_Your instructions_
Among the entries, which lines carry the string "this"? Copy each of them.

## START Excerpted data

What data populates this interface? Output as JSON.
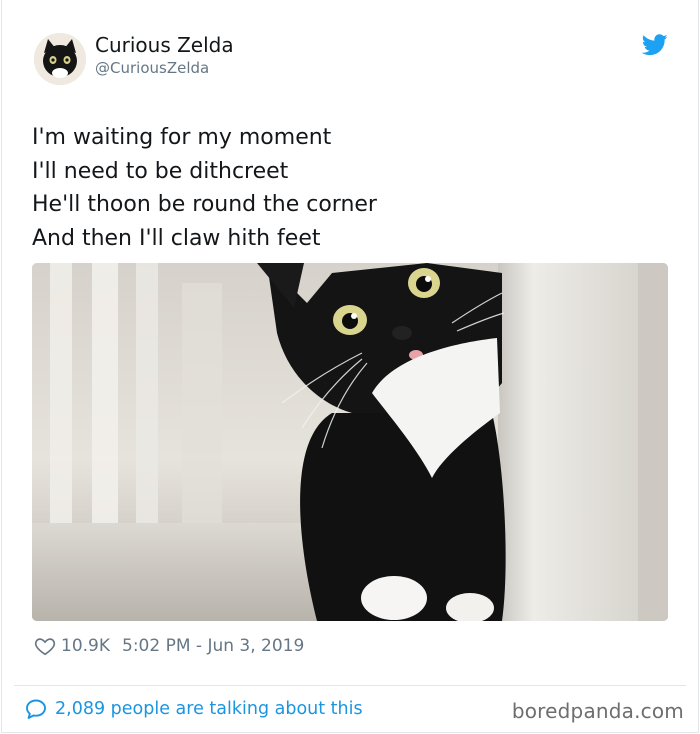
{
  "tweet": {
    "display_name": "Curious Zelda",
    "handle": "@CuriousZelda",
    "lines": [
      "I'm waiting for my moment",
      "I'll need to be dithcreet",
      "He'll thoon be round the corner",
      "And then I'll claw hith feet"
    ],
    "likes": "10.9K",
    "timestamp": "5:02 PM - Jun 3, 2019",
    "talking": "2,089 people are talking about this"
  },
  "icons": {
    "brand": "twitter-bird-icon",
    "like": "heart-icon",
    "reply": "speech-bubble-icon"
  },
  "colors": {
    "twitter_blue": "#1da1f2",
    "link_blue": "#1b95e0",
    "meta_gray": "#657786"
  },
  "watermark": "boredpanda.com"
}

## END Excerpted data

_Output of the exercise_
What data populates this interface? Output as JSON.
    "talking": "2,089 people are talking about this"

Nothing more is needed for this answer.